Leave out the pictures and restate the rest of the data exactly.
[Start of PROVIDED MATERIAL]
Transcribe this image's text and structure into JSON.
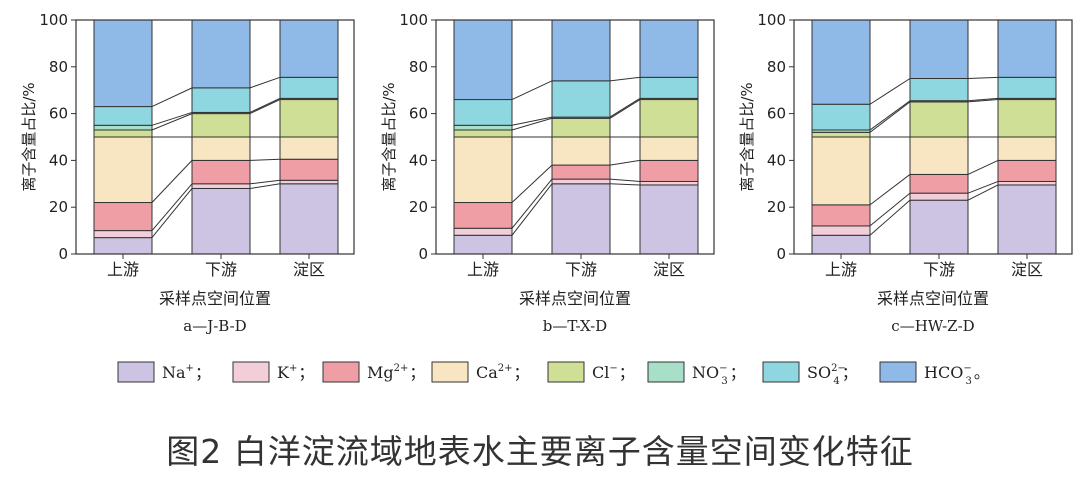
{
  "chart_data": [
    {
      "type": "stacked-bar",
      "panel_label": "a—J-B-D",
      "xlabel": "采样点空间位置",
      "ylabel": "离子含量占比/%",
      "ylim": [
        0,
        100
      ],
      "yticks": [
        "0",
        "20",
        "40",
        "60",
        "80",
        "100"
      ],
      "categories": [
        "上游",
        "下游",
        "淀区"
      ],
      "series": [
        {
          "name": "Na+",
          "values": [
            7,
            28,
            30
          ]
        },
        {
          "name": "K+",
          "values": [
            3,
            2,
            1.5
          ]
        },
        {
          "name": "Mg2+",
          "values": [
            12,
            10,
            9
          ]
        },
        {
          "name": "Ca2+",
          "values": [
            28,
            10,
            9.5
          ]
        },
        {
          "name": "Cl-",
          "values": [
            3,
            10,
            16
          ]
        },
        {
          "name": "NO3-",
          "values": [
            2,
            0.5,
            0.5
          ]
        },
        {
          "name": "SO42-",
          "values": [
            8,
            10.5,
            9
          ]
        },
        {
          "name": "HCO3-",
          "values": [
            37,
            29,
            24.5
          ]
        }
      ]
    },
    {
      "type": "stacked-bar",
      "panel_label": "b—T-X-D",
      "xlabel": "采样点空间位置",
      "ylabel": "离子含量占比/%",
      "ylim": [
        0,
        100
      ],
      "yticks": [
        "0",
        "20",
        "40",
        "60",
        "80",
        "100"
      ],
      "categories": [
        "上游",
        "下游",
        "淀区"
      ],
      "series": [
        {
          "name": "Na+",
          "values": [
            8,
            30,
            29.5
          ]
        },
        {
          "name": "K+",
          "values": [
            3,
            2,
            1.5
          ]
        },
        {
          "name": "Mg2+",
          "values": [
            11,
            6,
            9
          ]
        },
        {
          "name": "Ca2+",
          "values": [
            28,
            12,
            10
          ]
        },
        {
          "name": "Cl-",
          "values": [
            3,
            8,
            16
          ]
        },
        {
          "name": "NO3-",
          "values": [
            2,
            0.5,
            0.5
          ]
        },
        {
          "name": "SO42-",
          "values": [
            11,
            15.5,
            9
          ]
        },
        {
          "name": "HCO3-",
          "values": [
            34,
            26,
            24.5
          ]
        }
      ]
    },
    {
      "type": "stacked-bar",
      "panel_label": "c—HW-Z-D",
      "xlabel": "采样点空间位置",
      "ylabel": "离子含量占比/%",
      "ylim": [
        0,
        100
      ],
      "yticks": [
        "0",
        "20",
        "40",
        "60",
        "80",
        "100"
      ],
      "categories": [
        "上游",
        "下游",
        "淀区"
      ],
      "series": [
        {
          "name": "Na+",
          "values": [
            8,
            23,
            29.5
          ]
        },
        {
          "name": "K+",
          "values": [
            4,
            3,
            1.5
          ]
        },
        {
          "name": "Mg2+",
          "values": [
            9,
            8,
            9
          ]
        },
        {
          "name": "Ca2+",
          "values": [
            29,
            16,
            10
          ]
        },
        {
          "name": "Cl-",
          "values": [
            2,
            15,
            16
          ]
        },
        {
          "name": "NO3-",
          "values": [
            1,
            0.5,
            0.5
          ]
        },
        {
          "name": "SO42-",
          "values": [
            11,
            9.5,
            9
          ]
        },
        {
          "name": "HCO3-",
          "values": [
            36,
            25,
            24.5
          ]
        }
      ]
    }
  ],
  "legend": [
    {
      "base": "Na",
      "sup": "+",
      "sub": "",
      "suffix": "；",
      "color": "#cdc3e3"
    },
    {
      "base": "K",
      "sup": "+",
      "sub": "",
      "suffix": "；",
      "color": "#f2cfd8"
    },
    {
      "base": "Mg",
      "sup": "2+",
      "sub": "",
      "suffix": "；",
      "color": "#ef9ea5"
    },
    {
      "base": "Ca",
      "sup": "2+",
      "sub": "",
      "suffix": "；",
      "color": "#f8e6c2"
    },
    {
      "base": "Cl",
      "sup": "−",
      "sub": "",
      "suffix": "；",
      "color": "#cfdf96"
    },
    {
      "base": "NO",
      "sup": "−",
      "sub": "3",
      "suffix": "；",
      "color": "#a7dfc9"
    },
    {
      "base": "SO",
      "sup": "2−",
      "sub": "4",
      "suffix": "；",
      "color": "#8fd7e0"
    },
    {
      "base": "HCO",
      "sup": "−",
      "sub": "3",
      "suffix": "。",
      "color": "#8fb9e6"
    }
  ],
  "caption": "图2 白洋淀流域地表水主要离子含量空间变化特征"
}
[End of PROVIDED MATERIAL]
> [EXERCISE ANSWER]:
Transcribe this image's text and structure into JSON.
{
  "chart_data": [
    {
      "type": "stacked-bar",
      "panel_label": "a—J-B-D",
      "xlabel": "采样点空间位置",
      "ylabel": "离子含量占比/%",
      "ylim": [
        0,
        100
      ],
      "yticks": [
        "0",
        "20",
        "40",
        "60",
        "80",
        "100"
      ],
      "categories": [
        "上游",
        "下游",
        "淀区"
      ],
      "series": [
        {
          "name": "Na+",
          "values": [
            7,
            28,
            30
          ]
        },
        {
          "name": "K+",
          "values": [
            3,
            2,
            1.5
          ]
        },
        {
          "name": "Mg2+",
          "values": [
            12,
            10,
            9
          ]
        },
        {
          "name": "Ca2+",
          "values": [
            28,
            10,
            9.5
          ]
        },
        {
          "name": "Cl-",
          "values": [
            3,
            10,
            16
          ]
        },
        {
          "name": "NO3-",
          "values": [
            2,
            0.5,
            0.5
          ]
        },
        {
          "name": "SO42-",
          "values": [
            8,
            10.5,
            9
          ]
        },
        {
          "name": "HCO3-",
          "values": [
            37,
            29,
            24.5
          ]
        }
      ]
    },
    {
      "type": "stacked-bar",
      "panel_label": "b—T-X-D",
      "xlabel": "采样点空间位置",
      "ylabel": "离子含量占比/%",
      "ylim": [
        0,
        100
      ],
      "yticks": [
        "0",
        "20",
        "40",
        "60",
        "80",
        "100"
      ],
      "categories": [
        "上游",
        "下游",
        "淀区"
      ],
      "series": [
        {
          "name": "Na+",
          "values": [
            8,
            30,
            29.5
          ]
        },
        {
          "name": "K+",
          "values": [
            3,
            2,
            1.5
          ]
        },
        {
          "name": "Mg2+",
          "values": [
            11,
            6,
            9
          ]
        },
        {
          "name": "Ca2+",
          "values": [
            28,
            12,
            10
          ]
        },
        {
          "name": "Cl-",
          "values": [
            3,
            8,
            16
          ]
        },
        {
          "name": "NO3-",
          "values": [
            2,
            0.5,
            0.5
          ]
        },
        {
          "name": "SO42-",
          "values": [
            11,
            15.5,
            9
          ]
        },
        {
          "name": "HCO3-",
          "values": [
            34,
            26,
            24.5
          ]
        }
      ]
    },
    {
      "type": "stacked-bar",
      "panel_label": "c—HW-Z-D",
      "xlabel": "采样点空间位置",
      "ylabel": "离子含量占比/%",
      "ylim": [
        0,
        100
      ],
      "yticks": [
        "0",
        "20",
        "40",
        "60",
        "80",
        "100"
      ],
      "categories": [
        "上游",
        "下游",
        "淀区"
      ],
      "series": [
        {
          "name": "Na+",
          "values": [
            8,
            23,
            29.5
          ]
        },
        {
          "name": "K+",
          "values": [
            4,
            3,
            1.5
          ]
        },
        {
          "name": "Mg2+",
          "values": [
            9,
            8,
            9
          ]
        },
        {
          "name": "Ca2+",
          "values": [
            29,
            16,
            10
          ]
        },
        {
          "name": "Cl-",
          "values": [
            2,
            15,
            16
          ]
        },
        {
          "name": "NO3-",
          "values": [
            1,
            0.5,
            0.5
          ]
        },
        {
          "name": "SO42-",
          "values": [
            11,
            9.5,
            9
          ]
        },
        {
          "name": "HCO3-",
          "values": [
            36,
            25,
            24.5
          ]
        }
      ]
    }
  ],
  "legend": [
    {
      "base": "Na",
      "sup": "+",
      "sub": "",
      "suffix": "；",
      "color": "#cdc3e3"
    },
    {
      "base": "K",
      "sup": "+",
      "sub": "",
      "suffix": "；",
      "color": "#f2cfd8"
    },
    {
      "base": "Mg",
      "sup": "2+",
      "sub": "",
      "suffix": "；",
      "color": "#ef9ea5"
    },
    {
      "base": "Ca",
      "sup": "2+",
      "sub": "",
      "suffix": "；",
      "color": "#f8e6c2"
    },
    {
      "base": "Cl",
      "sup": "−",
      "sub": "",
      "suffix": "；",
      "color": "#cfdf96"
    },
    {
      "base": "NO",
      "sup": "−",
      "sub": "3",
      "suffix": "；",
      "color": "#a7dfc9"
    },
    {
      "base": "SO",
      "sup": "2−",
      "sub": "4",
      "suffix": "；",
      "color": "#8fd7e0"
    },
    {
      "base": "HCO",
      "sup": "−",
      "sub": "3",
      "suffix": "。",
      "color": "#8fb9e6"
    }
  ],
  "caption": "图2 白洋淀流域地表水主要离子含量空间变化特征"
}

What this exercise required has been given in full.